In the records that follow, locate every line with "name" and extract it.

Stored data:
━━━

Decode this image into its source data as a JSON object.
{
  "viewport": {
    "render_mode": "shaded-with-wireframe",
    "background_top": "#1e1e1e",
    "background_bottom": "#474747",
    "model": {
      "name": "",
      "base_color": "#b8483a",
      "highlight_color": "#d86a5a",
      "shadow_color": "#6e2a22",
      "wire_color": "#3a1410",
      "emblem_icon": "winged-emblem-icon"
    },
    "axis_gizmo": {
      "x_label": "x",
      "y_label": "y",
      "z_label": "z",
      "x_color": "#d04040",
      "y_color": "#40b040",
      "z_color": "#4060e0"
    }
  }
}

━━━

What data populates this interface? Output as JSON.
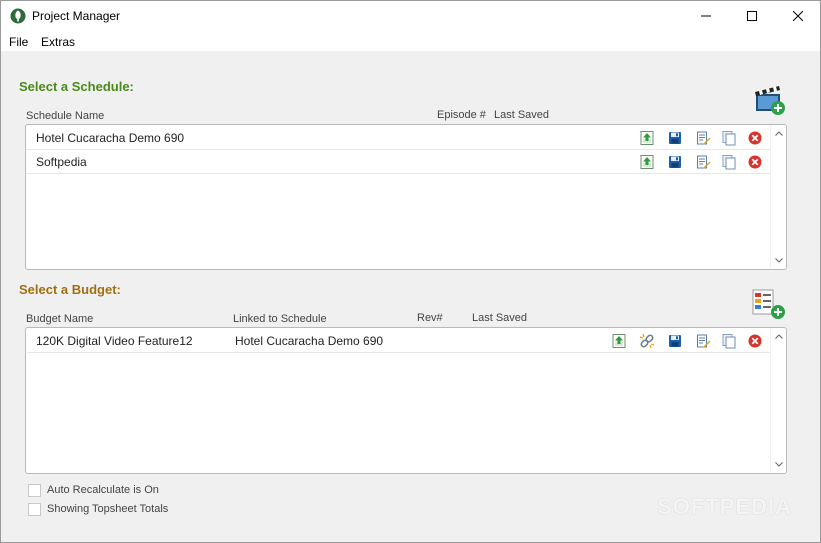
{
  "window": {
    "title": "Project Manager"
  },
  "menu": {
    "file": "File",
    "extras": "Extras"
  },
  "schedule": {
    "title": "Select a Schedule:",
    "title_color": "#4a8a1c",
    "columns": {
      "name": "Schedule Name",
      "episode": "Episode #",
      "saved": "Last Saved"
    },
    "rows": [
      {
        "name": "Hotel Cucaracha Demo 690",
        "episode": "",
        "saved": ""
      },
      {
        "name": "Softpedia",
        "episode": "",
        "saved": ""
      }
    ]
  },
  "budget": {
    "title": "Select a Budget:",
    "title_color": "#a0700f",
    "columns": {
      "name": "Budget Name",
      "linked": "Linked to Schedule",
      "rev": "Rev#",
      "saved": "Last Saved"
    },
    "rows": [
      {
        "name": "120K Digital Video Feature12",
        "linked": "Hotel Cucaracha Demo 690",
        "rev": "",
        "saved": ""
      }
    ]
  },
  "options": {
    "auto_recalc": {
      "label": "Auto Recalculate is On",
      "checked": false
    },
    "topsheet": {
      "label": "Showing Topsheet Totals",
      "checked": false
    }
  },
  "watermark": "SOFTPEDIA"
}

━━━

Response below:
      "name": "",
      "name": "Schedule Name",
        "name": "Hotel Cucaracha Demo 690",
        "name": "Softpedia",
      "name": "Budget Name",
        "name": "120K Digital Video Feature12",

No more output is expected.